- _Stated problem_
Go through the lines below and copy each one that holds the string "values".

- _Supplied material_
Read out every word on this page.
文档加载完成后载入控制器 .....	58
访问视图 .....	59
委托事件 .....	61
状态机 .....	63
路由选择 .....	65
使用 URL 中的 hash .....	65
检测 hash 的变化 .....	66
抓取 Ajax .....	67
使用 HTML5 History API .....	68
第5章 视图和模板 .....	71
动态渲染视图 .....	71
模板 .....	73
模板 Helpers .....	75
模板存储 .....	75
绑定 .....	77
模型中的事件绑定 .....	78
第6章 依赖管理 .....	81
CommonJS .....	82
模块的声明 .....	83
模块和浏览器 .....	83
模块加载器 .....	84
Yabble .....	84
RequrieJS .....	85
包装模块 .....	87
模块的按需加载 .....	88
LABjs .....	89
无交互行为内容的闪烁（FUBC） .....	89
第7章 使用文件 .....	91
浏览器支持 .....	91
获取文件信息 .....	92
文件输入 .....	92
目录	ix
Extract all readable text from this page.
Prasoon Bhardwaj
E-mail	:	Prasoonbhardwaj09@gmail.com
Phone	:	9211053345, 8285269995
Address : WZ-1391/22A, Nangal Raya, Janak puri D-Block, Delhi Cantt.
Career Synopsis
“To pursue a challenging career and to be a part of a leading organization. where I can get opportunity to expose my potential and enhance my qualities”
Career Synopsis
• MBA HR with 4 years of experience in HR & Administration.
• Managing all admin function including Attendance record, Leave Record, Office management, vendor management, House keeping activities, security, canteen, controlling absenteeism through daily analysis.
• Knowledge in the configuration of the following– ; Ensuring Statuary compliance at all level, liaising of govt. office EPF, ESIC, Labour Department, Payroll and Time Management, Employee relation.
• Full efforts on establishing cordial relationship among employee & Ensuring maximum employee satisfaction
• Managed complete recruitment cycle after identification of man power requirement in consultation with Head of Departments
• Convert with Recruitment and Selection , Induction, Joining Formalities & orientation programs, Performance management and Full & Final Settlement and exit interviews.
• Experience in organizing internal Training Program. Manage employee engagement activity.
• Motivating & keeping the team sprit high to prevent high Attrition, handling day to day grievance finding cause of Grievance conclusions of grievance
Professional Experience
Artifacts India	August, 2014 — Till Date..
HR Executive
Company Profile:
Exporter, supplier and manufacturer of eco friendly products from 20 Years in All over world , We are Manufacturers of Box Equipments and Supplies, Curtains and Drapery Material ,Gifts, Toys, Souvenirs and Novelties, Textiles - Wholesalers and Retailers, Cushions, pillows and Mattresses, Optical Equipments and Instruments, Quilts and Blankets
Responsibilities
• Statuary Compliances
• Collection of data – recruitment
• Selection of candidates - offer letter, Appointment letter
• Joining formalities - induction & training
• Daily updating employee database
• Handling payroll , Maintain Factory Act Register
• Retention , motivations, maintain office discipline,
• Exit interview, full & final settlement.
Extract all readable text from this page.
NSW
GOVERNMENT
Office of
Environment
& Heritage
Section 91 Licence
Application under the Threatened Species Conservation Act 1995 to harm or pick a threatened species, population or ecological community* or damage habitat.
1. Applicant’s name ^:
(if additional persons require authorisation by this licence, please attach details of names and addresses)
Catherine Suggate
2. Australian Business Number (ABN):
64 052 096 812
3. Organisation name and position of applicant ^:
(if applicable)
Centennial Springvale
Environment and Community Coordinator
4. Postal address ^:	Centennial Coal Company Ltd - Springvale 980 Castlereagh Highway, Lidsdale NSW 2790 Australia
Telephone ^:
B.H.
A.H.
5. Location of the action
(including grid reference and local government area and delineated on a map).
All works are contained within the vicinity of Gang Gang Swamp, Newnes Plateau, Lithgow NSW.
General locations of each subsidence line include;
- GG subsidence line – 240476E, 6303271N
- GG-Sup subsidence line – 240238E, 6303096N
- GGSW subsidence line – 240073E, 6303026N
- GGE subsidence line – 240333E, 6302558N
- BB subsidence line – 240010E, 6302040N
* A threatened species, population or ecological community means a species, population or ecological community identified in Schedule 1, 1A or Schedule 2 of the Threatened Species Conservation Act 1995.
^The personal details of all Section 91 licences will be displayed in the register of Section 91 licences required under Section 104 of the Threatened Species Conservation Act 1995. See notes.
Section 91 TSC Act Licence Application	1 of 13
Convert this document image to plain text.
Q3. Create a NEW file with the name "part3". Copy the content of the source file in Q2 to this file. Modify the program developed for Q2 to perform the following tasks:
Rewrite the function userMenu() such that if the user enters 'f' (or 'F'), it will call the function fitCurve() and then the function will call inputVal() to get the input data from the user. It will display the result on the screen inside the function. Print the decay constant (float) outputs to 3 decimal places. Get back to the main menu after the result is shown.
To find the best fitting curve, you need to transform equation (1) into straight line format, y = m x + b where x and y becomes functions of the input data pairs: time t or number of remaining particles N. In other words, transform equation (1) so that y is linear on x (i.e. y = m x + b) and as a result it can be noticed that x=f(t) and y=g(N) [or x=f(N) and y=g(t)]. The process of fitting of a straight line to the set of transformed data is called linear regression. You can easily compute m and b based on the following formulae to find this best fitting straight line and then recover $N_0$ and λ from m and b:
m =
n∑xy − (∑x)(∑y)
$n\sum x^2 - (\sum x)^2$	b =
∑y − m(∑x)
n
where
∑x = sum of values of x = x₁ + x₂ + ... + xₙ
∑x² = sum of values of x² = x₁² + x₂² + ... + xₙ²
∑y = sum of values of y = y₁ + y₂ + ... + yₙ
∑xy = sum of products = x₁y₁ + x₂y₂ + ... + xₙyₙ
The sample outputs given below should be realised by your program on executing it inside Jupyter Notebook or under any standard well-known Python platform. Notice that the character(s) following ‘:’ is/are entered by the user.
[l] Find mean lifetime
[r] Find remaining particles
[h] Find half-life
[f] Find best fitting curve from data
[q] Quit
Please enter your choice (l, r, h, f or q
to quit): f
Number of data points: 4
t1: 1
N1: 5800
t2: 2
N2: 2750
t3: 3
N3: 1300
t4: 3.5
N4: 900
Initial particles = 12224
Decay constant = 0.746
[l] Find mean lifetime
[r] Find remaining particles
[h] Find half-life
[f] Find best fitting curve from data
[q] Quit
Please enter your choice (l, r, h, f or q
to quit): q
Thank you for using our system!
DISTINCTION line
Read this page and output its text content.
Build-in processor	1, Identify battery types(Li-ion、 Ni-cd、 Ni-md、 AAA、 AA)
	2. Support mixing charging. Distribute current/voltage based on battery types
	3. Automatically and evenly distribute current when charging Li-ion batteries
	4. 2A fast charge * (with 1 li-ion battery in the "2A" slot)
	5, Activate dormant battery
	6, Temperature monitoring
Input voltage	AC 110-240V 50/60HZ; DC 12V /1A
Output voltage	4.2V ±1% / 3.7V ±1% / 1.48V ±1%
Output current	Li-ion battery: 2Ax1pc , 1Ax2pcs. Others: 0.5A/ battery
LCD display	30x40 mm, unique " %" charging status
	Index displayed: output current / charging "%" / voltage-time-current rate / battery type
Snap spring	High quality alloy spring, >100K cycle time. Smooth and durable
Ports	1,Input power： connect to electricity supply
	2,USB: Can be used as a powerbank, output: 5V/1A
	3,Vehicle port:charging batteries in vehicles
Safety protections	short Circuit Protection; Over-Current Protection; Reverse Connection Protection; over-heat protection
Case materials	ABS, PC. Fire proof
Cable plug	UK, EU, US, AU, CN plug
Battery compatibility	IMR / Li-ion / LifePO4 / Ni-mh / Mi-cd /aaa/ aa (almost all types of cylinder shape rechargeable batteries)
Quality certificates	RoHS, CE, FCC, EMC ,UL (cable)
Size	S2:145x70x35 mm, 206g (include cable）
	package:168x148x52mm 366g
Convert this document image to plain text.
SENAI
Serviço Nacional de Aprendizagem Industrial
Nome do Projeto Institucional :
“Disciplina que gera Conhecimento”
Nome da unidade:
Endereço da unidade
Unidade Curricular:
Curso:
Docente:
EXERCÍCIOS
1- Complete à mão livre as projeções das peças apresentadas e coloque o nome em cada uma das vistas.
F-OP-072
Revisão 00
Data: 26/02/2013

- _Worked solution_
∑x = sum of values of x = x₁ + x₂ + ... + xₙ
∑x² = sum of values of x² = x₁² + x₂² + ... + xₙ²
∑y = sum of values of y = y₁ + y₂ + ... + yₙ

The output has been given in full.